(Excerpts from a figure dataset)
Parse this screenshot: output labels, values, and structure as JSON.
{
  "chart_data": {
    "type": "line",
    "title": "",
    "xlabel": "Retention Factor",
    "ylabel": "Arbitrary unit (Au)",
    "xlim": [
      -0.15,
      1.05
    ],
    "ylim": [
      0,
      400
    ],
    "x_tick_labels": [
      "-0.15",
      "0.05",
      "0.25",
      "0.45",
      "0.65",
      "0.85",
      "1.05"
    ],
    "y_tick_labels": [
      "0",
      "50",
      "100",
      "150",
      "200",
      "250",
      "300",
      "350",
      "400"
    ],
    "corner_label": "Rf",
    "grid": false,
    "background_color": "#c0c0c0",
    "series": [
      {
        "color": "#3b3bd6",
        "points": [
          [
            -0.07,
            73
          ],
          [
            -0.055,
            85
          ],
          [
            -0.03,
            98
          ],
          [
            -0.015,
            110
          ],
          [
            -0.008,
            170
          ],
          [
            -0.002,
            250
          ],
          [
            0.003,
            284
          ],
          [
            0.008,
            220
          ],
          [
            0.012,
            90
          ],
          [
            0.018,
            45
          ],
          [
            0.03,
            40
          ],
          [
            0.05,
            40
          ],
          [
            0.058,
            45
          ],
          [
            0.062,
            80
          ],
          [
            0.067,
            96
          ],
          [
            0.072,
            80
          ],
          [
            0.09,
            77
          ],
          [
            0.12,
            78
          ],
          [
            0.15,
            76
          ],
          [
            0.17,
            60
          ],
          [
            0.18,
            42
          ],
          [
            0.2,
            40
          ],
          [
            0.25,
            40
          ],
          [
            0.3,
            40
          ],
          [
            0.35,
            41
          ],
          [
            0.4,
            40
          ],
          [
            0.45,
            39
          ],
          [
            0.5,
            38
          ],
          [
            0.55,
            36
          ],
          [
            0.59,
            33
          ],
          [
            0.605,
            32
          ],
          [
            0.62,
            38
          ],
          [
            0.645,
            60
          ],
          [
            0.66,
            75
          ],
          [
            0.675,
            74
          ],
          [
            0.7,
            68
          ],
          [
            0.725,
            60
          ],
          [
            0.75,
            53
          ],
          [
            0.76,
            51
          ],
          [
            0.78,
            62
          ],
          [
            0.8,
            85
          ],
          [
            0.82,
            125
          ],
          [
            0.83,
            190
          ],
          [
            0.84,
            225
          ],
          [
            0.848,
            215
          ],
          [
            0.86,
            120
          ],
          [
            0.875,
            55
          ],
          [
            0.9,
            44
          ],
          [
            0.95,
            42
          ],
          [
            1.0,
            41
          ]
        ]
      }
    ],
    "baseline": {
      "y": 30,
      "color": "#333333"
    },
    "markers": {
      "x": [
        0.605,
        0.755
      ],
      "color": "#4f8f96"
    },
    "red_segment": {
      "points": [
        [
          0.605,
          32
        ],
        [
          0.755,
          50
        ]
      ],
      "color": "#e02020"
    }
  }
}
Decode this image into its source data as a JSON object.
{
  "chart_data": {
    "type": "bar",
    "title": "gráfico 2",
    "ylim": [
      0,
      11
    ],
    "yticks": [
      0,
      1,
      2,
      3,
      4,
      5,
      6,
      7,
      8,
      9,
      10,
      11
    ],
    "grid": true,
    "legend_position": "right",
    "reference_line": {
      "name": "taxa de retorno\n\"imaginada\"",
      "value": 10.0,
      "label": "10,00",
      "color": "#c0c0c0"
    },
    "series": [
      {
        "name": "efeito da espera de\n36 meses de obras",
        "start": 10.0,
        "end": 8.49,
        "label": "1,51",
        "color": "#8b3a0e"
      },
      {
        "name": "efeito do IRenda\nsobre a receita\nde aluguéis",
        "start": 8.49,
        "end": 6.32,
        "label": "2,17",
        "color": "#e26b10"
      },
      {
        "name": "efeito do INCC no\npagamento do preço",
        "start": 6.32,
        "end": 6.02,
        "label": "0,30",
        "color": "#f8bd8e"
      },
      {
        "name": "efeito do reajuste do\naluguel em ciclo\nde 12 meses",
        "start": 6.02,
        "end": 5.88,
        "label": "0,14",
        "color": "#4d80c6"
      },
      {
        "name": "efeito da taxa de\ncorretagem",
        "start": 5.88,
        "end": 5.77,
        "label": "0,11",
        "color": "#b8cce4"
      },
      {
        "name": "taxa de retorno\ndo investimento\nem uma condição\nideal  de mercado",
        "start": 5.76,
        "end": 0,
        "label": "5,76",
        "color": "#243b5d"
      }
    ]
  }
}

§ **Stated goal**: Of the lines in the entries, how many include the word "this"? State only the number.

§ **Result of the task**: 2